[start of Extract to read]

The Little Death posted:

All this does is ruin the force thought, because it turns it from a mystical state achieved through meditation and contemplation to a mutant superpower.

This was the status quo. You already had to be born with powers to be a force user, it wasn't something anyone with spiritual will could do. TLJ didn't change that at all. Even if Rey was just born lucky, that's the same backstory as every single non-Anakin prequel jedi.

I would have loved it if TLJ had changed that, but it didn't.

Luckily, rise of Skywalker did, by having a regiment of normal people who weren't born with mutant powers (stormtroopers) change their lives based on a religious feeling that bound them together.

Mormon Star Wars
Aug 13, 2005
It's a minotaur race...

ungulateman posted:

the dagger pointing to the exact spot on the wreckage isn't actually that bad, because that is how the force works, except the dagger doesn't look or feel enough like something that should be able to do that. it's a failure of imagination on jj abram's part not to make it more obviously mystical.

The point is that the dagger isn't mystical. It's a normal rear end puzzle that you don't use the force to solve, you use a robot and a tiny robotics specialist. The force contributes nothing to understanding the dagger.

The entire structure of the movie is set up so that the moments when normal humans / aliens could have achieved victory through their own efforts, that victory is thwarted by their own allied force manipulators.

The first order could have ended the whole rebellion by turning their turbolasers on Kimiji. But Kylo Ren is interested in finding an apprentice, so they don't and the heroes escape.
The special forces of the rebellion could have made it off the desert planet easily, but Rey decides that it's a better time to fight Kylo Ren.
The rebellion fleet could have achieved full victory over the Final Order fleet, except that Palpatine ends up with ultimate power because Rey just has to face him one on one and uses that power to shock the ships, etc.

Just so, the dagger is a mundane puzzle solved by people. People use it to find the next part of the treasure. Their force manipulator tricks them and goes to get the treasure, resulting in it's destruction.

Mormon Star Wars fucked around with this message at 12:25 on Dec 29, 2019

Mormon Star Wars
Aug 13, 2005
It's a minotaur race...

[end of Extract to read]

» Written exercise: Reproduce everything in the Star Wars forum post from "The rebellion fleet" down to "the ships, etc.". The data isn't needed here.

[start of Excerpted data]

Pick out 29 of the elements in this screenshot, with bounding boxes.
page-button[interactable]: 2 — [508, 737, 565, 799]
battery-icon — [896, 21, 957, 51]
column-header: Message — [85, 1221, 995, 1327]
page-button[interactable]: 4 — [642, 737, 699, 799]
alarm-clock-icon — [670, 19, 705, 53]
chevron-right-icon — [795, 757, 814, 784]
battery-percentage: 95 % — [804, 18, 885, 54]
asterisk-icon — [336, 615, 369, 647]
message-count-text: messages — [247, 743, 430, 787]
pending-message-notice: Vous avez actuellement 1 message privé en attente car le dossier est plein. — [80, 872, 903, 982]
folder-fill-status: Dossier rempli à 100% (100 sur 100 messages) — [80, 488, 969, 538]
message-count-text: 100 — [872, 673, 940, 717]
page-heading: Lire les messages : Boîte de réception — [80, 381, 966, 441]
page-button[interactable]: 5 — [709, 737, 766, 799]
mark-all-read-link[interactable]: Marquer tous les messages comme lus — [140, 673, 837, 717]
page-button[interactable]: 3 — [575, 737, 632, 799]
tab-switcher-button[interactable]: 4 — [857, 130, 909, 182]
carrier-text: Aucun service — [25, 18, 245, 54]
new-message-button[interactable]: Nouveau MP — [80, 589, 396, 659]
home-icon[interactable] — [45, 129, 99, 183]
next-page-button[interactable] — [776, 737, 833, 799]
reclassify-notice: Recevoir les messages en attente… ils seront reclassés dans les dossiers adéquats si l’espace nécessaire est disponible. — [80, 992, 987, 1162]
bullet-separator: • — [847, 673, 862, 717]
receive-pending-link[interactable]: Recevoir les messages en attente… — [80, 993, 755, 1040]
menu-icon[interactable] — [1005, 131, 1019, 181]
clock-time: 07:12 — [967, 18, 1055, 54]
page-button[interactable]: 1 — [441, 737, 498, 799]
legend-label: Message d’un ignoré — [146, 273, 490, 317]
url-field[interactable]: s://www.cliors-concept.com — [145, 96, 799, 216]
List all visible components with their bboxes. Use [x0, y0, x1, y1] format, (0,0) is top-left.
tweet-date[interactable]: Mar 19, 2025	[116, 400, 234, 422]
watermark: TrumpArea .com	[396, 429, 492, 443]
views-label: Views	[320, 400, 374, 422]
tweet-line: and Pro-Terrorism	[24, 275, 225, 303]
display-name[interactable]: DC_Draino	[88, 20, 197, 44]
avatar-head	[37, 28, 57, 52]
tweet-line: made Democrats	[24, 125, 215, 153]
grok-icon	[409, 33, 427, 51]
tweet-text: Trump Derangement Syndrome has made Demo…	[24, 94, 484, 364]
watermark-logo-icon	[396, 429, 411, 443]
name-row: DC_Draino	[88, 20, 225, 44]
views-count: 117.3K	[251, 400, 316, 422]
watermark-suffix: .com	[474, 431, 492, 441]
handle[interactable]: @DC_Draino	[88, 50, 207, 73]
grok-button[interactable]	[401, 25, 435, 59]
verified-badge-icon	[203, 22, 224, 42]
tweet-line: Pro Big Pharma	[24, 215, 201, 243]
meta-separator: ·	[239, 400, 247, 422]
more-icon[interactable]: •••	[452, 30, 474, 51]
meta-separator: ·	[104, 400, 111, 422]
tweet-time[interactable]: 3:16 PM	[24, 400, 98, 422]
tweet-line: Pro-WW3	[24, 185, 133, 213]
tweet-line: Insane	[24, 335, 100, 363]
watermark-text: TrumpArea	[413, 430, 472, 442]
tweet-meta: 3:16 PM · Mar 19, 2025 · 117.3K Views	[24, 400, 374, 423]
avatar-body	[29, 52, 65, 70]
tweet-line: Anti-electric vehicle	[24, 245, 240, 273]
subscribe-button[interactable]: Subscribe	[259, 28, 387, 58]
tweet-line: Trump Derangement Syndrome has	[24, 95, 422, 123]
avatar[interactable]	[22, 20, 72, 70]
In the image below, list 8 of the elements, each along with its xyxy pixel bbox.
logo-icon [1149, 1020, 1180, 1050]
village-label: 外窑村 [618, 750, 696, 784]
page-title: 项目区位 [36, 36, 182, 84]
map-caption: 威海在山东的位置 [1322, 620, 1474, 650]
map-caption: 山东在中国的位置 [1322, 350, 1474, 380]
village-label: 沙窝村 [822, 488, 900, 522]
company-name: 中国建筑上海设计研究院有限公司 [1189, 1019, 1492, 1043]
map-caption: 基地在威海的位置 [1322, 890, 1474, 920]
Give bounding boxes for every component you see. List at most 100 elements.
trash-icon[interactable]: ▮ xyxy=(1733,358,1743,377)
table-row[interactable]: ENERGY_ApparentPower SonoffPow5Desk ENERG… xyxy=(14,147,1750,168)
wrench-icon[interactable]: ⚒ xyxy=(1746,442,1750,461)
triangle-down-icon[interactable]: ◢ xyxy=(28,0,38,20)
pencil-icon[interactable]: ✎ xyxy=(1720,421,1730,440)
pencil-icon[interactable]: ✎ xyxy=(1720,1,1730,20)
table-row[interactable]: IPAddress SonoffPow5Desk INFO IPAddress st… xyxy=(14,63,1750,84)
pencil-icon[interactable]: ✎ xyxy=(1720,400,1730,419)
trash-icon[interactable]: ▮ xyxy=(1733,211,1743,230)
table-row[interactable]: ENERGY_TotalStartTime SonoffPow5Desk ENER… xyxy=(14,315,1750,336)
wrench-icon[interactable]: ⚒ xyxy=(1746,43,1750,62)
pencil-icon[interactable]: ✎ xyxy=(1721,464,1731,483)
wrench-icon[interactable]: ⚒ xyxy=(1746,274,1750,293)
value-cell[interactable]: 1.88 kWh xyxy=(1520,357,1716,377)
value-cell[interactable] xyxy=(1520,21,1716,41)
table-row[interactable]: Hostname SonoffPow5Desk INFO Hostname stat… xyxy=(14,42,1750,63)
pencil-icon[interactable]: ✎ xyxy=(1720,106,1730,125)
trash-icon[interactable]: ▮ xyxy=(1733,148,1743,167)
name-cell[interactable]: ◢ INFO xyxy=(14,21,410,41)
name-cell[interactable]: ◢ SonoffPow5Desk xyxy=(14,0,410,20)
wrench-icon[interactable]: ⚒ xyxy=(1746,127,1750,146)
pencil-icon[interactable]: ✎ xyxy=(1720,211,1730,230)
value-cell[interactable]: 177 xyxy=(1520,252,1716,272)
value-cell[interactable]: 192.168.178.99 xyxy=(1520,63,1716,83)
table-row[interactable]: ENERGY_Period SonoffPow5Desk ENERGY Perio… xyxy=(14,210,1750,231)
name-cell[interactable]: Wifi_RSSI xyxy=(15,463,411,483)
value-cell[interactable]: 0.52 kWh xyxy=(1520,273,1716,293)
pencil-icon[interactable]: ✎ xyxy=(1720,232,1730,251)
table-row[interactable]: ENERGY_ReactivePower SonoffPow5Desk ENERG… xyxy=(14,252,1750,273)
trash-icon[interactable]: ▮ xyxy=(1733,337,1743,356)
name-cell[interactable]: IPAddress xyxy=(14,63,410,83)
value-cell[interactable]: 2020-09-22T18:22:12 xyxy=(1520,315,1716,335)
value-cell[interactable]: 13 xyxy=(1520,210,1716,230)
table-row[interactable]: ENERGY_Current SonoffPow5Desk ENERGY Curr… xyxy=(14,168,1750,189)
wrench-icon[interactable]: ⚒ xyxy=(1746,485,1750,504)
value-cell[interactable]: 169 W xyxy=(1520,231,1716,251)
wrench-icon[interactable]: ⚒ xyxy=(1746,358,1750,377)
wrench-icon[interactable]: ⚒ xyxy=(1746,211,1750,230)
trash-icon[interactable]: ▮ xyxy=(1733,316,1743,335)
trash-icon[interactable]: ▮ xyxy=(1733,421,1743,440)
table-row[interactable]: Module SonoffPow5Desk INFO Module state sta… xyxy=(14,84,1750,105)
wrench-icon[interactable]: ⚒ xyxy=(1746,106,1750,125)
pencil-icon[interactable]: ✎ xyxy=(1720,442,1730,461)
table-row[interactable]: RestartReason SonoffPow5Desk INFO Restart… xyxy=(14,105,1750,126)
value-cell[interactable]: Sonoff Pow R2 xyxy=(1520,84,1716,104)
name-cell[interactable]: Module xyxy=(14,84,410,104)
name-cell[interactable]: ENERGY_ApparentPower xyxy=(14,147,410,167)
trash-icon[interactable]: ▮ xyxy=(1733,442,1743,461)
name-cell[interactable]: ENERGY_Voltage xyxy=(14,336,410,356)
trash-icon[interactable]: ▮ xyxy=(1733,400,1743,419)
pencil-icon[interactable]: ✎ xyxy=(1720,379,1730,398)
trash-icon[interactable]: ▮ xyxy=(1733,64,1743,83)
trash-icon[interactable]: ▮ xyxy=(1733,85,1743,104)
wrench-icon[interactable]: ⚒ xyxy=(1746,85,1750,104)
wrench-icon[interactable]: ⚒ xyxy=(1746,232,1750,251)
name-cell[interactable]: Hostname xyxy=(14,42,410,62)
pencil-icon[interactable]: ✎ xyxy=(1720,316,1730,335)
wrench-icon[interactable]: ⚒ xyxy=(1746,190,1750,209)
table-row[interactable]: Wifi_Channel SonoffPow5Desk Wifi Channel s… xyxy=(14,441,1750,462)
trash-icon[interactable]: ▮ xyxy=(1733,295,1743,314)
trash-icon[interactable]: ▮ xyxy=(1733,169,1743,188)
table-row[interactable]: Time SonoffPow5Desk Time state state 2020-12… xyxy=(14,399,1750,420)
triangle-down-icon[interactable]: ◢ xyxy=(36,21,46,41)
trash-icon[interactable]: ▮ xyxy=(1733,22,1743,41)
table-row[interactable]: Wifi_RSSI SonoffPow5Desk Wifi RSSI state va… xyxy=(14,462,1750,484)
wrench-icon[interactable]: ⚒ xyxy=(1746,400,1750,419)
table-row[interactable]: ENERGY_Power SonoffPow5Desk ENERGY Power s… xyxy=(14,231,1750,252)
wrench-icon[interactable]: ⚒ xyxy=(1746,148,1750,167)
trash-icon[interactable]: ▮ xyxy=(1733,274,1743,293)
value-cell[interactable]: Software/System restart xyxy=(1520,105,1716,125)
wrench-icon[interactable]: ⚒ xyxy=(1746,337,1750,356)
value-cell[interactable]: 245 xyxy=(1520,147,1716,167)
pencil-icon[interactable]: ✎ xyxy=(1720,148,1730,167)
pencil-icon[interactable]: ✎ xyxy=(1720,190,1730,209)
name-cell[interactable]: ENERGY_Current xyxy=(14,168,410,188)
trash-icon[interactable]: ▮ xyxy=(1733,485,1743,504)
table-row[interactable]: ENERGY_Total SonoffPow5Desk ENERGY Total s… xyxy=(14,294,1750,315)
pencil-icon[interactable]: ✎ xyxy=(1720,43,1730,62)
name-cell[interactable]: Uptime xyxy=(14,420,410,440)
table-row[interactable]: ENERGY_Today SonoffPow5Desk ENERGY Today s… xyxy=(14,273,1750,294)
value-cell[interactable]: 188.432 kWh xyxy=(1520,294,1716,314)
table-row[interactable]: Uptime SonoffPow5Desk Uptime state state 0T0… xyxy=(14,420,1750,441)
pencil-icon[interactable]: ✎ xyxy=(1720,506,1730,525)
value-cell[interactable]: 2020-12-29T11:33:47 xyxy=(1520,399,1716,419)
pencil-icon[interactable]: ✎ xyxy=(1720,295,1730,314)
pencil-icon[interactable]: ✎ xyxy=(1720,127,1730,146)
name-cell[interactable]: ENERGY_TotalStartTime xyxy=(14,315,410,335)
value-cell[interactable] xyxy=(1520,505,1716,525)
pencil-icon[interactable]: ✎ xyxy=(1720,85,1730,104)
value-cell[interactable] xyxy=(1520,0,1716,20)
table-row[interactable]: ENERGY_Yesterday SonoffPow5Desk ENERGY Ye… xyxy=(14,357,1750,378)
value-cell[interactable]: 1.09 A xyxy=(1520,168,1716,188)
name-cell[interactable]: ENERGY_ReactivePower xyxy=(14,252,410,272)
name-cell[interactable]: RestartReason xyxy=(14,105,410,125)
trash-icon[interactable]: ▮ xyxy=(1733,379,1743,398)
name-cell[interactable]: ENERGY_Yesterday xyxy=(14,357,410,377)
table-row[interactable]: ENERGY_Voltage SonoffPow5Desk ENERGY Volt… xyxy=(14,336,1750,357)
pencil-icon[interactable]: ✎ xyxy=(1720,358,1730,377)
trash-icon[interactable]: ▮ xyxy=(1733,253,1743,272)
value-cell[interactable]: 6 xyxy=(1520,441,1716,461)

[end of Excerpted data]

» Result of this task:
The rebellion fleet could have achieved full victory over the Final Order fleet, except that Palpatine ends up with ultimate power because Rey just has to face him one on one and uses that power to shock the ships, etc.